Task material
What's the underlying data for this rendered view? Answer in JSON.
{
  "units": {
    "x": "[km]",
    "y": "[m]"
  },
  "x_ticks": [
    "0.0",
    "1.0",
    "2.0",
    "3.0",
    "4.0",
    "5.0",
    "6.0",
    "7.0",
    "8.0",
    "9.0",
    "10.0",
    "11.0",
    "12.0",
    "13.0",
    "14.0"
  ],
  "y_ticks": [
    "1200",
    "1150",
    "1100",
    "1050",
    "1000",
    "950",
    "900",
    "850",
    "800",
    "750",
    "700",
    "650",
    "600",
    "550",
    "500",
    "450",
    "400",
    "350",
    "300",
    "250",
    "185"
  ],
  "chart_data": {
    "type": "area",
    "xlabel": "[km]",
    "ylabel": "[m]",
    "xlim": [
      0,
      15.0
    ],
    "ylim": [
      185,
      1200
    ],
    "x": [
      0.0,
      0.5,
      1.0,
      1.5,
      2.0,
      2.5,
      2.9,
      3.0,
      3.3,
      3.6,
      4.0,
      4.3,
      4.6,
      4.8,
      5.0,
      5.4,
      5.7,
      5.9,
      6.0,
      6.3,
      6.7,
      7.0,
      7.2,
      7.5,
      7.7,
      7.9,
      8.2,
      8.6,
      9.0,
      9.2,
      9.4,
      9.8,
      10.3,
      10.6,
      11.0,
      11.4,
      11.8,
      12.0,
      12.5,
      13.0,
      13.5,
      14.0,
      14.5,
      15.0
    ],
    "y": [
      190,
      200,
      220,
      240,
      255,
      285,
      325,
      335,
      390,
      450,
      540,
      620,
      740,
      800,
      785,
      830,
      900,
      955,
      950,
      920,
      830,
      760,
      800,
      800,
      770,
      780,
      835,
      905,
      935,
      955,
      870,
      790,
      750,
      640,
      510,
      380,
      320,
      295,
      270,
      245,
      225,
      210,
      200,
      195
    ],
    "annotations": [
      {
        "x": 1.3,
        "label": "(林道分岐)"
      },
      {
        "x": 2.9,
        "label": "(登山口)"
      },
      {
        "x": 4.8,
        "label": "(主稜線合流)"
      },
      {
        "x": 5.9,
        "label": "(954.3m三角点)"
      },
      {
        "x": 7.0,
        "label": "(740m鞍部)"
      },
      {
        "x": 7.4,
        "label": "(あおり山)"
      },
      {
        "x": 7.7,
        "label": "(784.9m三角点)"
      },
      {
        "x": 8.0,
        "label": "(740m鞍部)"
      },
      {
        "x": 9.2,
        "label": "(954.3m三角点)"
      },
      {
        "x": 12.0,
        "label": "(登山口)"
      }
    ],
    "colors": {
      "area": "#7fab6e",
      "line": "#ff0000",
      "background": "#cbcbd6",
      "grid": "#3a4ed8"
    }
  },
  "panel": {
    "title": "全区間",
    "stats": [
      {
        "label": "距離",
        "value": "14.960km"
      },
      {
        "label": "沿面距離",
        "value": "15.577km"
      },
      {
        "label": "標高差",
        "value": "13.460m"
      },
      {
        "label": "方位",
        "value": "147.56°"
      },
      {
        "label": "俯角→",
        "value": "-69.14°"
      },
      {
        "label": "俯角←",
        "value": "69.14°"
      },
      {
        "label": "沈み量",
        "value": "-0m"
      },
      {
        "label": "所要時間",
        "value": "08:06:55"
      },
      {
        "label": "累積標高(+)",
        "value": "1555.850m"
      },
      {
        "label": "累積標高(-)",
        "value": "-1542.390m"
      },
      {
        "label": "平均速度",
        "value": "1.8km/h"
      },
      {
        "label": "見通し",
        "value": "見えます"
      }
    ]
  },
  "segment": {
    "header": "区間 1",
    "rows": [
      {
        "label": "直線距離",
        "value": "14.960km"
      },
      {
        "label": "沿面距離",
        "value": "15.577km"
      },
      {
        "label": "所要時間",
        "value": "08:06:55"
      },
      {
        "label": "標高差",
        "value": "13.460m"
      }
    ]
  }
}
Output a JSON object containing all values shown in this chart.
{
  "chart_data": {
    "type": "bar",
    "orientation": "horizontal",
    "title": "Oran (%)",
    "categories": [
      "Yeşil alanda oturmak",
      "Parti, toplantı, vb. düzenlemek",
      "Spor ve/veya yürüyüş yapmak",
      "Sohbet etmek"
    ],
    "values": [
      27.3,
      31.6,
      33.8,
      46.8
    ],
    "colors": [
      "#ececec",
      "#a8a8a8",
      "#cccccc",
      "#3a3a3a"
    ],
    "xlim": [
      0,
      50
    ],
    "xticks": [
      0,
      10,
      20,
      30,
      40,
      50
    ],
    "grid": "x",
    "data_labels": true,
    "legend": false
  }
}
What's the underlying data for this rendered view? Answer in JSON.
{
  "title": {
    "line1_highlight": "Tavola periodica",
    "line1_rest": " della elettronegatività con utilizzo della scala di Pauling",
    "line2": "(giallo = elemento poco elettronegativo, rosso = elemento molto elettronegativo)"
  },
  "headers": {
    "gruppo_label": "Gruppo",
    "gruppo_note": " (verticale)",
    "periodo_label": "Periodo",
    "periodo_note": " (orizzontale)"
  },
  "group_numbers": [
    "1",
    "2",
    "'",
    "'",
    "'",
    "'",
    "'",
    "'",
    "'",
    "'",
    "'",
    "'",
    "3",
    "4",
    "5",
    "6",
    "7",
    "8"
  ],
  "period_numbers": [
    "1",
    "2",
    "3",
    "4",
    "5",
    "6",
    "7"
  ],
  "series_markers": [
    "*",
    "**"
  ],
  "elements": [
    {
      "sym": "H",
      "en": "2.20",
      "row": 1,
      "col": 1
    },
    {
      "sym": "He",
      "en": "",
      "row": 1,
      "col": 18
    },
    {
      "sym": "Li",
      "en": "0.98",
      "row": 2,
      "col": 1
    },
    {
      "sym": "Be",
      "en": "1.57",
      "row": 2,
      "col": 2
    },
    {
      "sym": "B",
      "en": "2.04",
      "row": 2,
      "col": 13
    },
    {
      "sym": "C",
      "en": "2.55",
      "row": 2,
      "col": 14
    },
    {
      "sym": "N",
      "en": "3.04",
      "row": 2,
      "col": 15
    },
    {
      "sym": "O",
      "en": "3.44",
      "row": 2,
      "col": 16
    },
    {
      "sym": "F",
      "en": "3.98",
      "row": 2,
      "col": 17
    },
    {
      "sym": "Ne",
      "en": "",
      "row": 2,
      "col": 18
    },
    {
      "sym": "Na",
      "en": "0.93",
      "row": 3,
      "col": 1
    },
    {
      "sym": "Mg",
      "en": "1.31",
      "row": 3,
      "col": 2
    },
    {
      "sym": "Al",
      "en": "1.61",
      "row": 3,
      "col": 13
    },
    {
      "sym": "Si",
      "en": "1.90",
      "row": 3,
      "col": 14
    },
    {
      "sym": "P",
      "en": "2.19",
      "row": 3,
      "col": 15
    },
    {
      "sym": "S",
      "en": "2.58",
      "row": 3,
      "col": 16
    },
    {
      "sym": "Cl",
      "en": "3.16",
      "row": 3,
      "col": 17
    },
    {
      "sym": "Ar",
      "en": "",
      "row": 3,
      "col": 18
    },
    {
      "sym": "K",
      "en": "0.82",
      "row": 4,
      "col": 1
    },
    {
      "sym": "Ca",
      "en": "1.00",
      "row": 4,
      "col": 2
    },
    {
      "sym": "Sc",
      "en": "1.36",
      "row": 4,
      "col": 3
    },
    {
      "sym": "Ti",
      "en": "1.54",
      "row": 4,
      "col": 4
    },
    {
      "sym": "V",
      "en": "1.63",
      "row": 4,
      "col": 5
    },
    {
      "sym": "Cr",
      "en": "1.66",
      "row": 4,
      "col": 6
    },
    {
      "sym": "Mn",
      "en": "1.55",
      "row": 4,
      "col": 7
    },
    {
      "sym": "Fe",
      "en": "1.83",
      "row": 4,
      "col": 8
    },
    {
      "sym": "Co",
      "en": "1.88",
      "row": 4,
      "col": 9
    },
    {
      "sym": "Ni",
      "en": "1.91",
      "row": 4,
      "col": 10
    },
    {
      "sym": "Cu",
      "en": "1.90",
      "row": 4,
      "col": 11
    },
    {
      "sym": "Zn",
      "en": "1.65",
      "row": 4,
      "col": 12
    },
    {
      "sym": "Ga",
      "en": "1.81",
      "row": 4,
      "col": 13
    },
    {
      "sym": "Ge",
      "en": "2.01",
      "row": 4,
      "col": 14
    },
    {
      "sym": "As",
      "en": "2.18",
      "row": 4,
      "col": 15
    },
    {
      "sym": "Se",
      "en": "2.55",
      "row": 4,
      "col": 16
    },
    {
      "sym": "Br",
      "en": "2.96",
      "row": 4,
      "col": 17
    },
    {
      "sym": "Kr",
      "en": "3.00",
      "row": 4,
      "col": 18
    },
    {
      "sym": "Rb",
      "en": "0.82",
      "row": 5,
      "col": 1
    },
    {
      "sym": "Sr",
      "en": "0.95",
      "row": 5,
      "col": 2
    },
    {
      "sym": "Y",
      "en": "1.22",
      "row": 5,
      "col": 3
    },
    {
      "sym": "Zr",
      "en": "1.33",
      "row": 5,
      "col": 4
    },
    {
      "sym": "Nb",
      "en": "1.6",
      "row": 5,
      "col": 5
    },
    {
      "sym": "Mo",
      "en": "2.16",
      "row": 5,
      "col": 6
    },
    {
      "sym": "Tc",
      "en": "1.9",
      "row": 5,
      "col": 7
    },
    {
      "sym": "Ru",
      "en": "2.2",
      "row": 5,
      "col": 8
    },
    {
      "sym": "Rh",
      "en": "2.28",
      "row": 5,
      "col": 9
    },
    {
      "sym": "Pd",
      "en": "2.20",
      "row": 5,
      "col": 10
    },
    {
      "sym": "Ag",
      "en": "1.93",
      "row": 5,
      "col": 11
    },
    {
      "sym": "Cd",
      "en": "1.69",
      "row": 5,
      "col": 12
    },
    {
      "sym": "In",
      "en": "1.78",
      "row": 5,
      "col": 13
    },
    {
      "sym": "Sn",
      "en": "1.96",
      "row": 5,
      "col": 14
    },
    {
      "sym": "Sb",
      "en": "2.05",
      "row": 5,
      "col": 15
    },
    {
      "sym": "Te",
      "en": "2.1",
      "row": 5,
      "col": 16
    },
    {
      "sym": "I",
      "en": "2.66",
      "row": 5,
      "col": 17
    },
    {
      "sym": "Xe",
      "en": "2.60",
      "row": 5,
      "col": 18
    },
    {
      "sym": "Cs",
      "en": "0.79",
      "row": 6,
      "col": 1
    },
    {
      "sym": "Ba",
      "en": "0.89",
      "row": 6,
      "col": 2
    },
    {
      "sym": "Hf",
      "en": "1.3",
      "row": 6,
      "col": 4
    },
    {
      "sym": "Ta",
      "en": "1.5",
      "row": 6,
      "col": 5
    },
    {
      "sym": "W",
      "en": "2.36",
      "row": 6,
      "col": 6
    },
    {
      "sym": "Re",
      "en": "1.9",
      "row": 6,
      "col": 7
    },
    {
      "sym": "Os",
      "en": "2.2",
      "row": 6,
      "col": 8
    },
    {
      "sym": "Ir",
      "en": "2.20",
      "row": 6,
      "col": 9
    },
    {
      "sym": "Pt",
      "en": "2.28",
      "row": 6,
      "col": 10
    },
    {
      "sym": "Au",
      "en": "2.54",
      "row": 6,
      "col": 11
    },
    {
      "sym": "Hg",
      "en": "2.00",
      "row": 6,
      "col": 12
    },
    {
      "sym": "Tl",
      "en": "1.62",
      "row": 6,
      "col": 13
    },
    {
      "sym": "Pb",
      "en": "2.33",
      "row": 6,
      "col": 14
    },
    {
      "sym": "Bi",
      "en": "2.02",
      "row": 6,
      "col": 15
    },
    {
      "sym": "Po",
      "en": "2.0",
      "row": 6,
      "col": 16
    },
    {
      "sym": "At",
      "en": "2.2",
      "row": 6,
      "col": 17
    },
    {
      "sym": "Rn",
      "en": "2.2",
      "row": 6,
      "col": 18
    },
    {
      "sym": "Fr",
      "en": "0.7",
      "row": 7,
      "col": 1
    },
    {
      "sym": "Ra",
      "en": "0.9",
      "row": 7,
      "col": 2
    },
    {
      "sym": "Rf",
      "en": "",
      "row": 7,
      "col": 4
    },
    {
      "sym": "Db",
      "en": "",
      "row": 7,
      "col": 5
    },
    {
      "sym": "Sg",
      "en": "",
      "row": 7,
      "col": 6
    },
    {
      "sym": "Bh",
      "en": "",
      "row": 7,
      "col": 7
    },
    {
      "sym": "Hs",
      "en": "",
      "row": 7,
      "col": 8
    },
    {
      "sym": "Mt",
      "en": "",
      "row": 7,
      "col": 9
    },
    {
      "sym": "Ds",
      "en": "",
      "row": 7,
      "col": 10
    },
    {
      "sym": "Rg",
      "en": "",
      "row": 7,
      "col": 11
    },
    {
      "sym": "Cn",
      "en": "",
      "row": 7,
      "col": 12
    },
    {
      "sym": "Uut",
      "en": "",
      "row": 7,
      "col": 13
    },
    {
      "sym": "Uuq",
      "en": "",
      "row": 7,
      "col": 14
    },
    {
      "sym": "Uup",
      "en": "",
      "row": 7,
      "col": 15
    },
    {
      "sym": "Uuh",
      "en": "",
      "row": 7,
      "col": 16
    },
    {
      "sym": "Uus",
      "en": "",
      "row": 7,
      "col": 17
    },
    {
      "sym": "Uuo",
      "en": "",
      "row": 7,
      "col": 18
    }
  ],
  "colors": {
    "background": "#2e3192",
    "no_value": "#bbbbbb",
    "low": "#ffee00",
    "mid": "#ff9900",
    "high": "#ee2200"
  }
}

Problem description
Copy out every line in the entries above that holds "background".

Finished answer
      "background": "#cbcbd6",
    "background": "#2e3192",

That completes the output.